• Stored records
— Begin —
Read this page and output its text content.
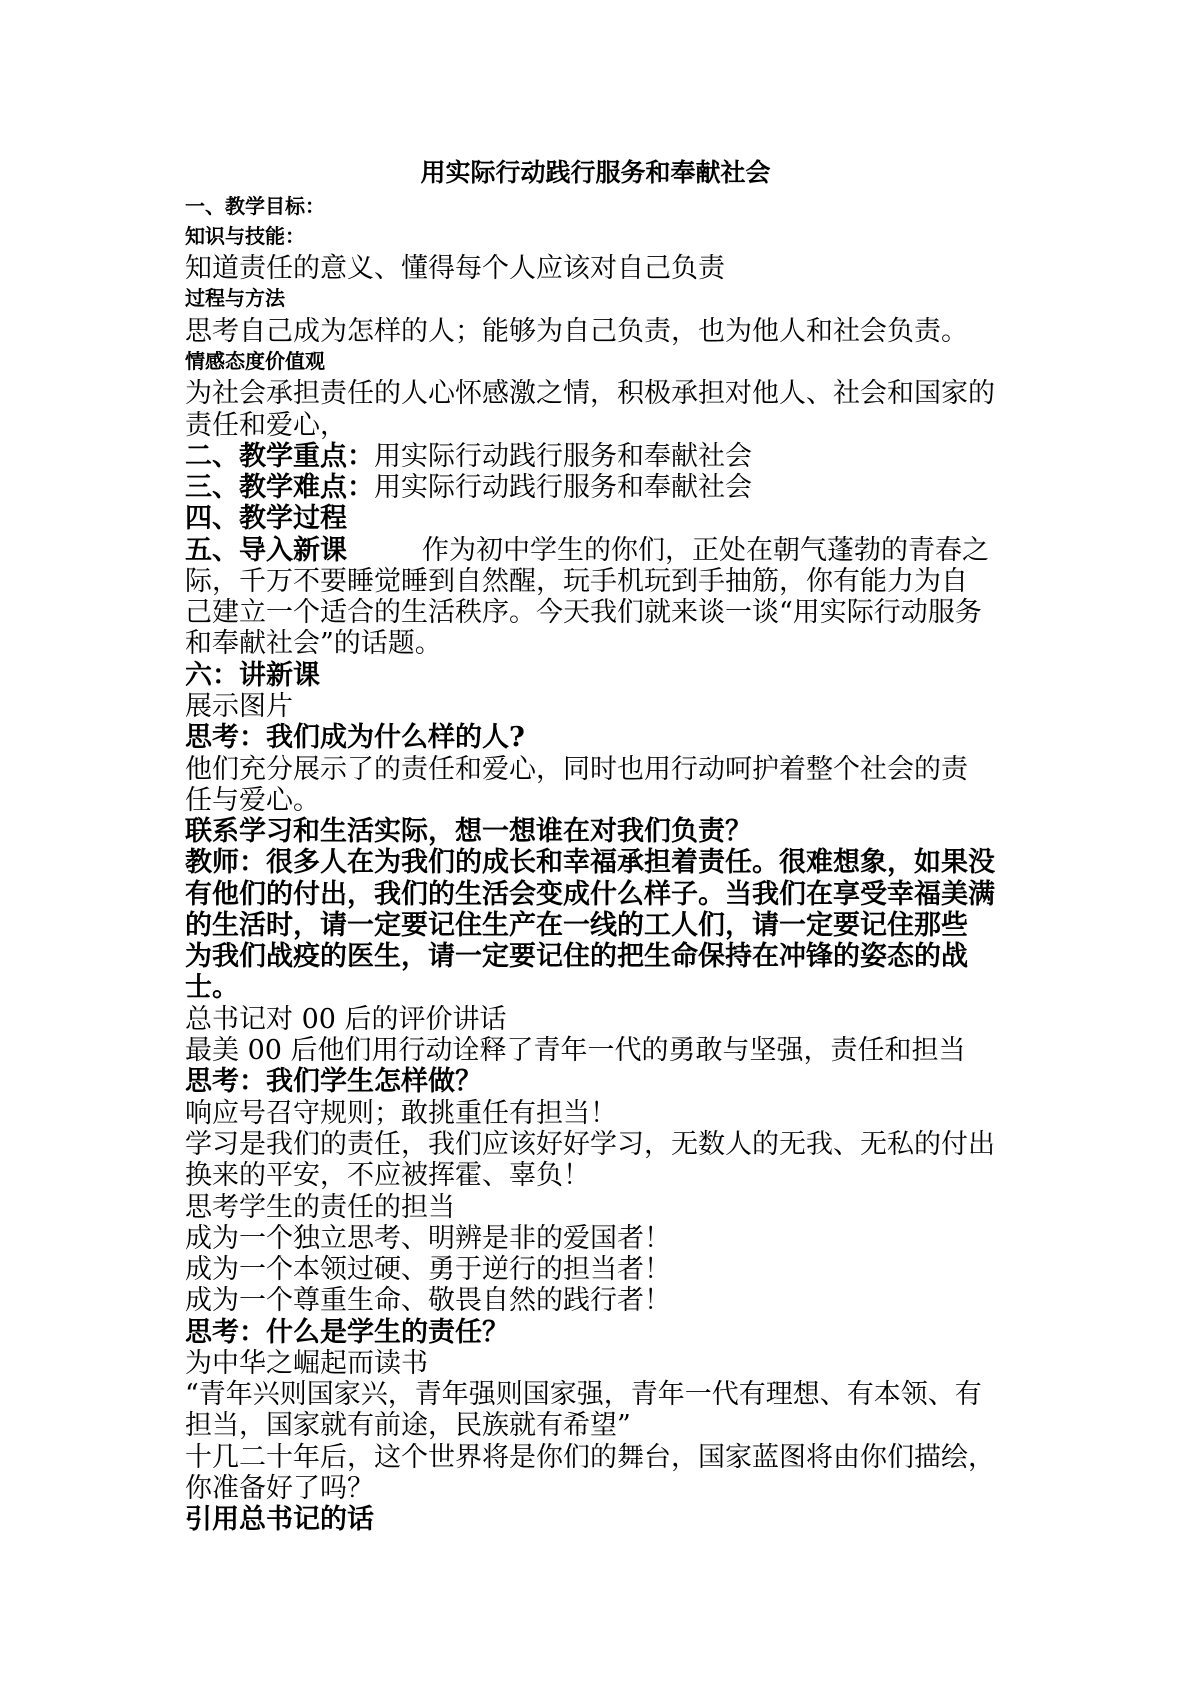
用实际行动践行服务和奉献社会
一、教学目标：
知识与技能：
知道责任的意义、懂得每个人应该对自己负责
过程与方法
思考自己成为怎样的人；能够为自己负责，也为他人和社会负责。
情感态度价值观
为社会承担责任的人心怀感激之情，积极承担对他人、社会和国家的
责任和爱心，
二、教学重点：用实际行动践行服务和奉献社会
三、教学难点：用实际行动践行服务和奉献社会
四、教学过程
五、导入新课	作为初中学生的你们，正处在朝气蓬勃的青春之
际，千万不要睡觉睡到自然醒，玩手机玩到手抽筋，你有能力为自
己建立一个适合的生活秩序。今天我们就来谈一谈“用实际行动服务
和奉献社会”的话题。
六：讲新课
展示图片
思考：我们成为什么样的人?
他们充分展示了的责任和爱心，同时也用行动呵护着整个社会的责
任与爱心。
联系学习和生活实际，想一想谁在对我们负责？
教师：很多人在为我们的成长和幸福承担着责任。很难想象，如果没
有他们的付出，我们的生活会变成什么样子。当我们在享受幸福美满
的生活时，请一定要记住生产在一线的工人们，请一定要记住那些
为我们战疫的医生，请一定要记住的把生命保持在冲锋的姿态的战
士。
总书记对 00 后的评价讲话
最美 00 后他们用行动诠释了青年一代的勇敢与坚强，责任和担当
思考：我们学生怎样做？
响应号召守规则；敢挑重任有担当！
学习是我们的责任，我们应该好好学习，无数人的无我、无私的付出
换来的平安，不应被挥霍、辜负！
思考学生的责任的担当
成为一个独立思考、明辨是非的爱国者！
成为一个本领过硬、勇于逆行的担当者！
成为一个尊重生命、敬畏自然的践行者！
思考：什么是学生的责任？
为中华之崛起而读书
“青年兴则国家兴，青年强则国家强，青年一代有理想、有本领、有
担当，国家就有前途，民族就有希望”
十几二十年后，这个世界将是你们的舞台，国家蓝图将由你们描绘，
你准备好了吗？
引用总书记的话
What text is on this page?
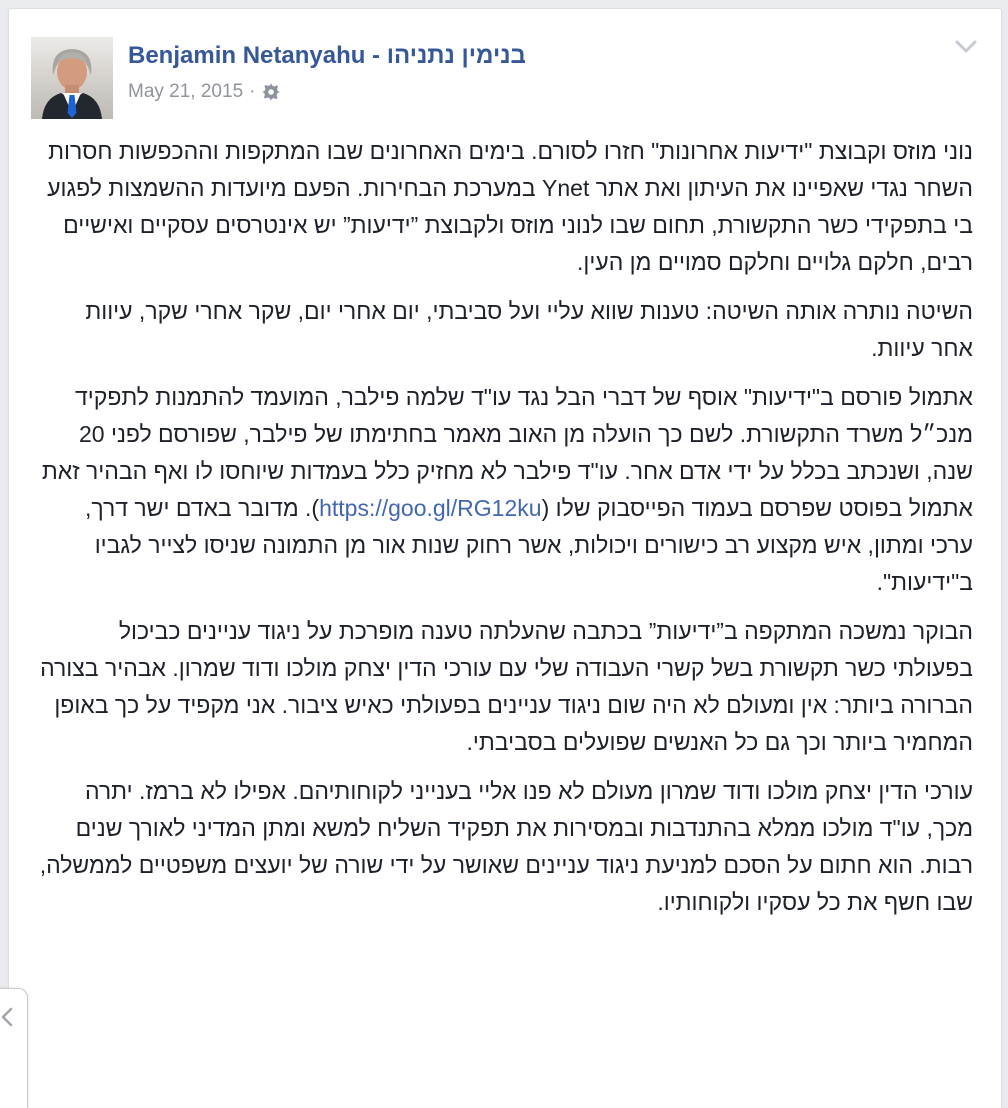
Benjamin Netanyahu - בנימין נתניהו
May 21, 2015 ·

נוני מוזס וקבוצת "ידיעות אחרונות" חזרו לסורם. בימים האחרונים שבו המתקפות וההכפשות חסרות השחר נגדי שאפיינו את העיתון ואת אתר Ynet במערכת הבחירות. הפעם מיועדות ההשמצות לפגוע בי בתפקידי כשר התקשורת, תחום שבו לנוני מוזס ולקבוצת ”ידיעות” יש אינטרסים עסקיים ואישיים רבים, חלקם גלויים וחלקם סמויים מן העין.

השיטה נותרה אותה השיטה: טענות שווא עליי ועל סביבתי, יום אחרי יום, שקר אחרי שקר, עיוות אחר עיוות.

אתמול פורסם ב"ידיעות" אוסף של דברי הבל נגד עו"ד שלמה פילבר, המועמד להתמנות לתפקיד מנכ״ל משרד התקשורת. לשם כך הועלה מן האוב מאמר בחתימתו של פילבר, שפורסם לפני 20 שנה, ושנכתב בכלל על ידי אדם אחר. עו"ד פילבר לא מחזיק כלל בעמדות שיוחסו לו ואף הבהיר זאת אתמול בפוסט שפרסם בעמוד הפייסבוק שלו (https://goo.gl/RG12ku). מדובר באדם ישר דרך, ערכי ומתון, איש מקצוע רב כישורים ויכולות, אשר רחוק שנות אור מן התמונה שניסו לצייר לגביו ב"ידיעות".

הבוקר נמשכה המתקפה ב”ידיעות” בכתבה שהעלתה טענה מופרכת על ניגוד עניינים כביכול בפעולתי כשר תקשורת בשל קשרי העבודה שלי עם עורכי הדין יצחק מולכו ודוד שמרון. אבהיר בצורה הברורה ביותר: אין ומעולם לא היה שום ניגוד עניינים בפעולתי כאיש ציבור. אני מקפיד על כך באופן המחמיר ביותר וכך גם כל האנשים שפועלים בסביבתי.

עורכי הדין יצחק מולכו ודוד שמרון מעולם לא פנו אליי בענייני לקוחותיהם. אפילו לא ברמז. יתרה מכך, עו"ד מולכו ממלא בהתנדבות ובמסירות את תפקיד השליח למשא ומתן המדיני לאורך שנים רבות. הוא חתום על הסכם למניעת ניגוד עניינים שאושר על ידי שורה של יועצים משפטיים לממשלה, שבו חשף את כל עסקיו ולקוחותיו.
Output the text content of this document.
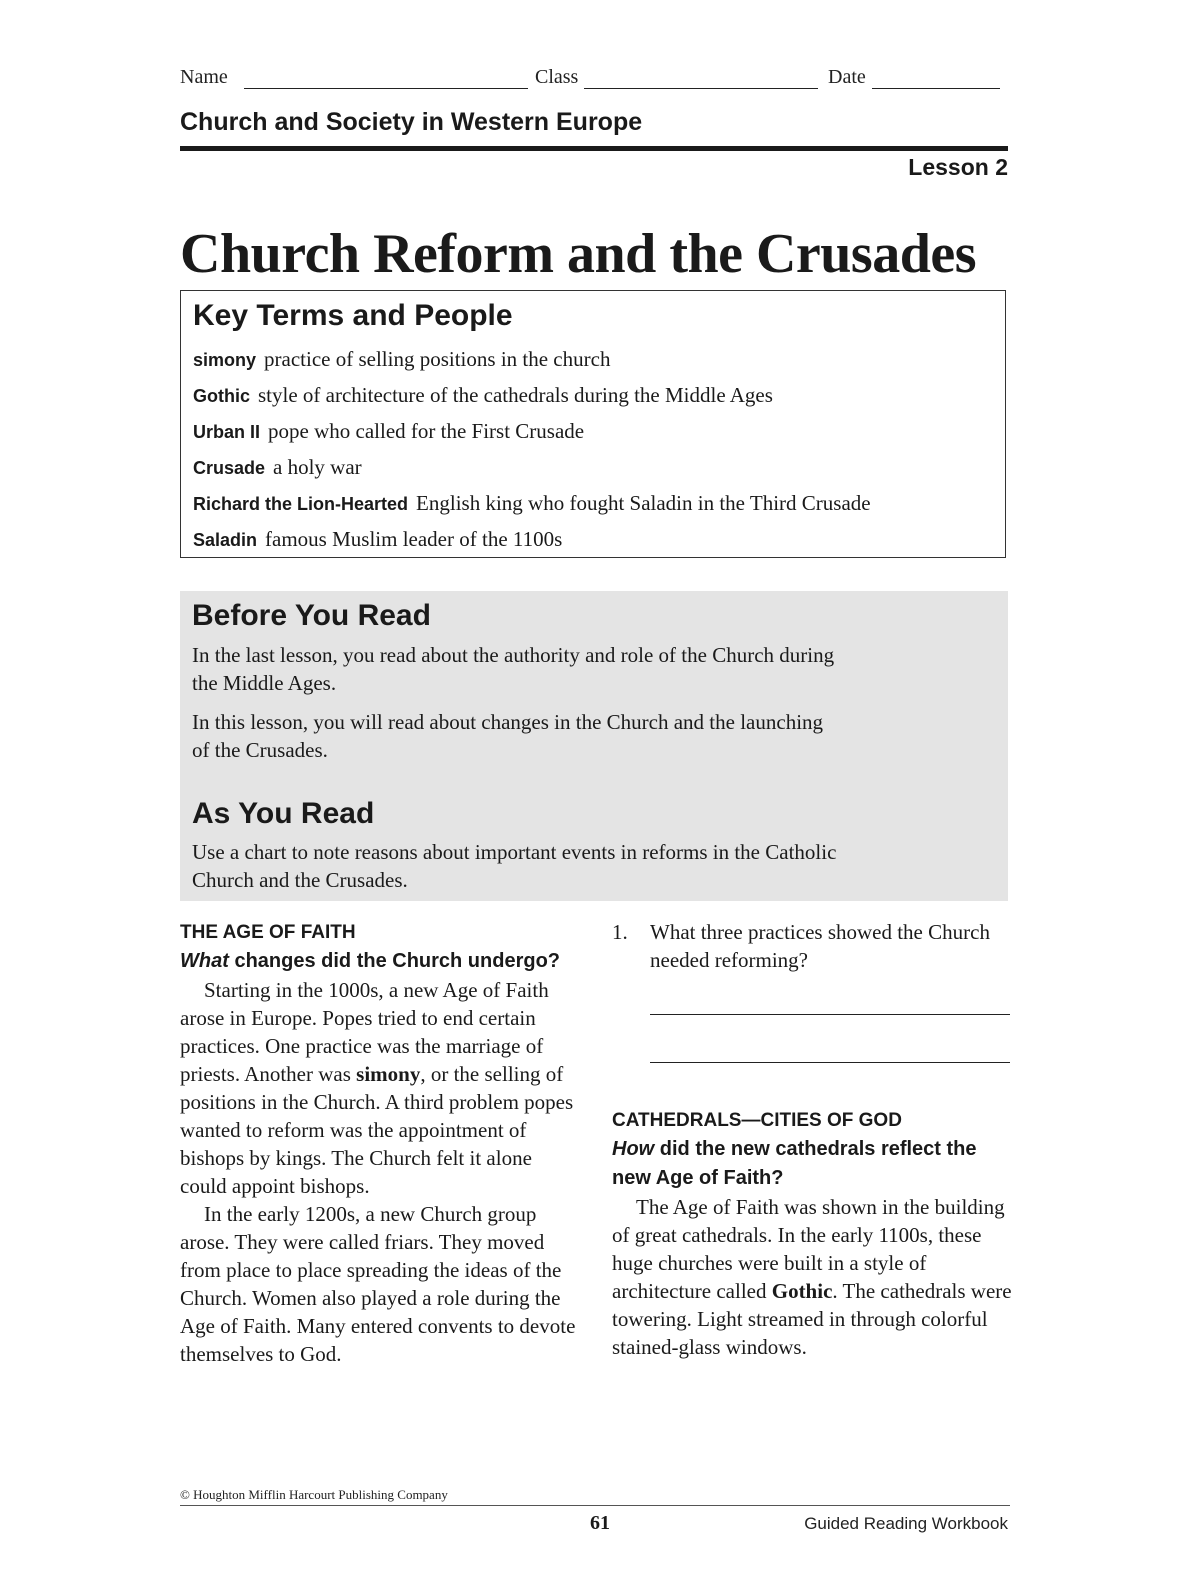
Name	Class	Date
Church and Society in Western Europe
Lesson 2
Church Reform and the Crusades
Key Terms and People
simony practice of selling positions in the church
Gothic style of architecture of the cathedrals during the Middle Ages
Urban II pope who called for the First Crusade
Crusade a holy war
Richard the Lion-Hearted English king who fought Saladin in the Third Crusade
Saladin famous Muslim leader of the 1100s
Before You Read
In the last lesson, you read about the authority and role of the Church during the Middle Ages.
In this lesson, you will read about changes in the Church and the launching of the Crusades.
As You Read
Use a chart to note reasons about important events in reforms in the Catholic Church and the Crusades.
THE AGE OF FAITH
What changes did the Church undergo?

Starting in the 1000s, a new Age of Faith arose in Europe. Popes tried to end certain practices. One practice was the marriage of priests. Another was simony, or the selling of positions in the Church. A third problem popes wanted to reform was the appointment of bishops by kings. The Church felt it alone could appoint bishops.

In the early 1200s, a new Church group arose. They were called friars. They moved from place to place spreading the ideas of the Church. Women also played a role during the Age of Faith. Many entered convents to devote themselves to God.

1. What three practices showed the Church needed reforming?
CATHEDRALS—CITIES OF GOD
How did the new cathedrals reflect the new Age of Faith?

The Age of Faith was shown in the building of great cathedrals. In the early 1100s, these huge churches were built in a style of architecture called Gothic. The cathedrals were towering. Light streamed in through colorful stained-glass windows.

© Houghton Mifflin Harcourt Publishing Company
61	Guided Reading Workbook
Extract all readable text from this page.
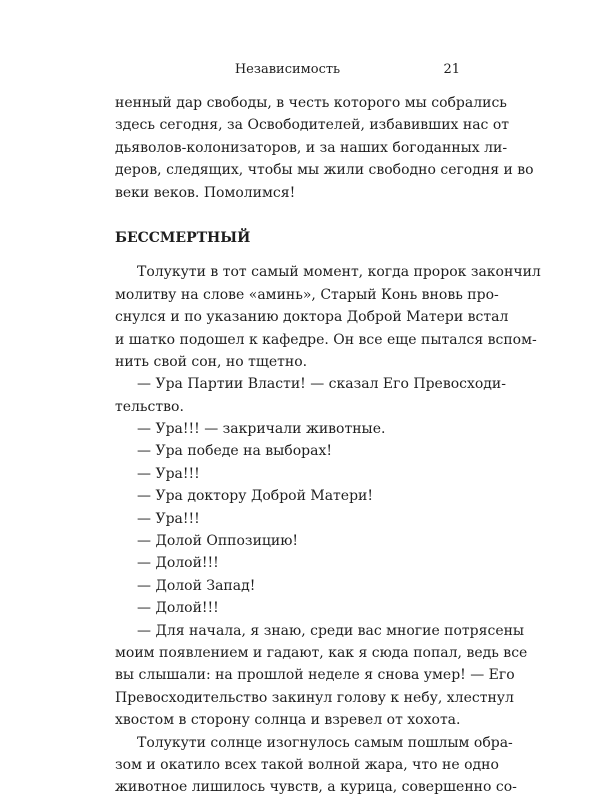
Независимость	21
ненный дар свободы, в честь которого мы собрались
здесь сегодня, за Освободителей, избавивших нас от
дьяволов-колонизаторов, и за наших богоданных ли-
деров, следящих, чтобы мы жили свободно сегодня и во
веки веков. Помолимся!
БЕССМЕРТНЫЙ
Толукути в тот самый момент, когда пророк закончил
молитву на слове «аминь», Старый Конь вновь про-
снулся и по указанию доктора Доброй Матери встал
и шатко подошел к кафедре. Он все еще пытался вспом-
нить свой сон, но тщетно.
— Ура Партии Власти! — сказал Его Превосходи-
тельство.
— Ура!!! — закричали животные.
— Ура победе на выборах!
— Ура!!!
— Ура доктору Доброй Матери!
— Ура!!!
— Долой Оппозицию!
— Долой!!!
— Долой Запад!
— Долой!!!
— Для начала, я знаю, среди вас многие потрясены
моим появлением и гадают, как я сюда попал, ведь все
вы слышали: на прошлой неделе я снова умер! — Его
Превосходительство закинул голову к небу, хлестнул
хвостом в сторону солнца и взревел от хохота.
Толукути солнце изогнулось самым пошлым обра-
зом и окатило всех такой волной жара, что не одно
животное лишилось чувств, а курица, совершенно со-
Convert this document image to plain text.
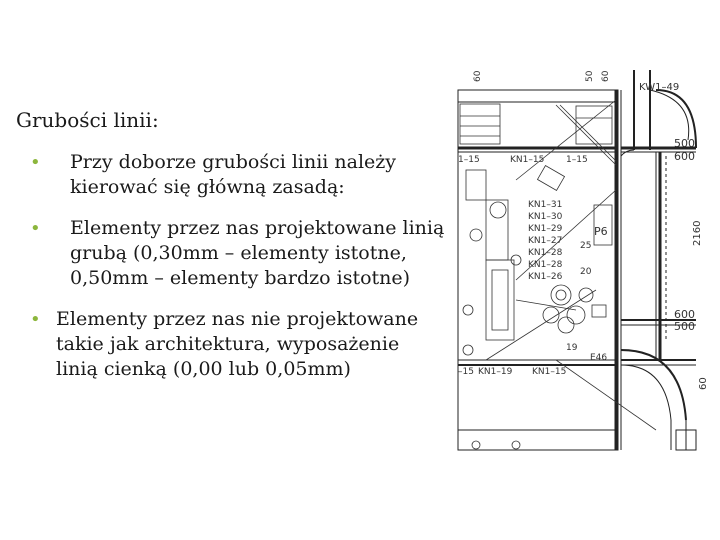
Grubości linii:
• Przy doborze grubości linii należy kierować się główną zasadą:
• Elementy przez nas projektowane linią grubą (0,30mm – elementy istotne, 0,50mm – elementy bardzo istotne)
• Elementy przez nas nie projektowane takie jak architektura, wyposażenie linią cienką (0,00 lub 0,05mm)
60	50 60
KW1–49
1–15	KN1–15 1–15
500
600
KN1–31
KN1–30
KN1–29
KN1–27
KN1–28
KN1–28
KN1–26
25
20
P6	2160
600
500
19
E46
KN1–19 KN1–15
–15
60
— End —
• Aim
Leave out all pictures and extract exactly the lines from the line with "Convert this document image to plain text." through the end of the material.

• Worked answer
Convert this document image to plain text.
Grubości linii:
• Przy doborze grubości linii należy kierować się główną zasadą:
• Elementy przez nas projektowane linią grubą (0,30mm – elementy istotne, 0,50mm – elementy bardzo istotne)
• Elementy przez nas nie projektowane takie jak architektura, wyposażenie linią cienką (0,00 lub 0,05mm)
60	50 60
KW1–49
1–15	KN1–15 1–15
500
600
KN1–31
KN1–30
KN1–29
KN1–27
KN1–28
KN1–28
KN1–26
25
20
P6	2160
600
500
19
E46
KN1–19 KN1–15
–15
60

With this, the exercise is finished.